PROVIDED MATERIAL start
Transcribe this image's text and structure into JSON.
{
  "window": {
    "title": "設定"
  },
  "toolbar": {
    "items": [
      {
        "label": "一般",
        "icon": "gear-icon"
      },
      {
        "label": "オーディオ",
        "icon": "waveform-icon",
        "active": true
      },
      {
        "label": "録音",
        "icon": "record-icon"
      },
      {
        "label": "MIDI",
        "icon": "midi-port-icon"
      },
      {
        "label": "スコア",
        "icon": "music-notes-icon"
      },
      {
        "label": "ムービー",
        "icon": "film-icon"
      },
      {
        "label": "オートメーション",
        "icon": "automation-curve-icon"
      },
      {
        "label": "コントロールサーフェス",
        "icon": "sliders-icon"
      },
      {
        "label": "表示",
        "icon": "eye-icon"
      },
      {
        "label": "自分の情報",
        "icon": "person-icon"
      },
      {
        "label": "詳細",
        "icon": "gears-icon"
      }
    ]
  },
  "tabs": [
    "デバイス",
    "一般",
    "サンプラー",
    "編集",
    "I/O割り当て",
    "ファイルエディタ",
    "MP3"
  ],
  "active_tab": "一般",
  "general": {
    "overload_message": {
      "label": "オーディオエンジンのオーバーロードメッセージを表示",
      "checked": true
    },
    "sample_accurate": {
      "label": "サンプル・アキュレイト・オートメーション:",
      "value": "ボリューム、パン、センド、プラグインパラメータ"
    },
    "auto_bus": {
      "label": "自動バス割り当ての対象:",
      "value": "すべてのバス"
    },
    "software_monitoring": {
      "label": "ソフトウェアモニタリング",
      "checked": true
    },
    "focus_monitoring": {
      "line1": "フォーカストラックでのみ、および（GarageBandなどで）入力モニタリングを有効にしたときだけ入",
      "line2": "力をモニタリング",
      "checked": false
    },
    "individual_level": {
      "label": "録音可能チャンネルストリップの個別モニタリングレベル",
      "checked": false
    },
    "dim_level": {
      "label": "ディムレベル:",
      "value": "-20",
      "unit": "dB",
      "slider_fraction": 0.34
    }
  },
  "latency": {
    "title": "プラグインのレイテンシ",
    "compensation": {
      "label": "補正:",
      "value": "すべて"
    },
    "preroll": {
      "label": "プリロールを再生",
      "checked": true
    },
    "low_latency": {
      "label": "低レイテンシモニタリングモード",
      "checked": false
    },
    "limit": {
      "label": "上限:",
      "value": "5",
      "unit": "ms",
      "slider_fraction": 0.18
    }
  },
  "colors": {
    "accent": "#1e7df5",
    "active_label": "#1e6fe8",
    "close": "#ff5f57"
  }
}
PROVIDED MATERIAL end
◆ WHAT THE EXERCISE ASKS ◆
Make an exact copy of every entry.

◆ ANSWER TO THE PROBLEM ◆
Transcribe this image's text and structure into JSON.
{
  "window": {
    "title": "設定"
  },
  "toolbar": {
    "items": [
      {
        "label": "一般",
        "icon": "gear-icon"
      },
      {
        "label": "オーディオ",
        "icon": "waveform-icon",
        "active": true
      },
      {
        "label": "録音",
        "icon": "record-icon"
      },
      {
        "label": "MIDI",
        "icon": "midi-port-icon"
      },
      {
        "label": "スコア",
        "icon": "music-notes-icon"
      },
      {
        "label": "ムービー",
        "icon": "film-icon"
      },
      {
        "label": "オートメーション",
        "icon": "automation-curve-icon"
      },
      {
        "label": "コントロールサーフェス",
        "icon": "sliders-icon"
      },
      {
        "label": "表示",
        "icon": "eye-icon"
      },
      {
        "label": "自分の情報",
        "icon": "person-icon"
      },
      {
        "label": "詳細",
        "icon": "gears-icon"
      }
    ]
  },
  "tabs": [
    "デバイス",
    "一般",
    "サンプラー",
    "編集",
    "I/O割り当て",
    "ファイルエディタ",
    "MP3"
  ],
  "active_tab": "一般",
  "general": {
    "overload_message": {
      "label": "オーディオエンジンのオーバーロードメッセージを表示",
      "checked": true
    },
    "sample_accurate": {
      "label": "サンプル・アキュレイト・オートメーション:",
      "value": "ボリューム、パン、センド、プラグインパラメータ"
    },
    "auto_bus": {
      "label": "自動バス割り当ての対象:",
      "value": "すべてのバス"
    },
    "software_monitoring": {
      "label": "ソフトウェアモニタリング",
      "checked": true
    },
    "focus_monitoring": {
      "line1": "フォーカストラックでのみ、および（GarageBandなどで）入力モニタリングを有効にしたときだけ入",
      "line2": "力をモニタリング",
      "checked": false
    },
    "individual_level": {
      "label": "録音可能チャンネルストリップの個別モニタリングレベル",
      "checked": false
    },
    "dim_level": {
      "label": "ディムレベル:",
      "value": "-20",
      "unit": "dB",
      "slider_fraction": 0.34
    }
  },
  "latency": {
    "title": "プラグインのレイテンシ",
    "compensation": {
      "label": "補正:",
      "value": "すべて"
    },
    "preroll": {
      "label": "プリロールを再生",
      "checked": true
    },
    "low_latency": {
      "label": "低レイテンシモニタリングモード",
      "checked": false
    },
    "limit": {
      "label": "上限:",
      "value": "5",
      "unit": "ms",
      "slider_fraction": 0.18
    }
  },
  "colors": {
    "accent": "#1e7df5",
    "active_label": "#1e6fe8",
    "close": "#ff5f57"
  }
}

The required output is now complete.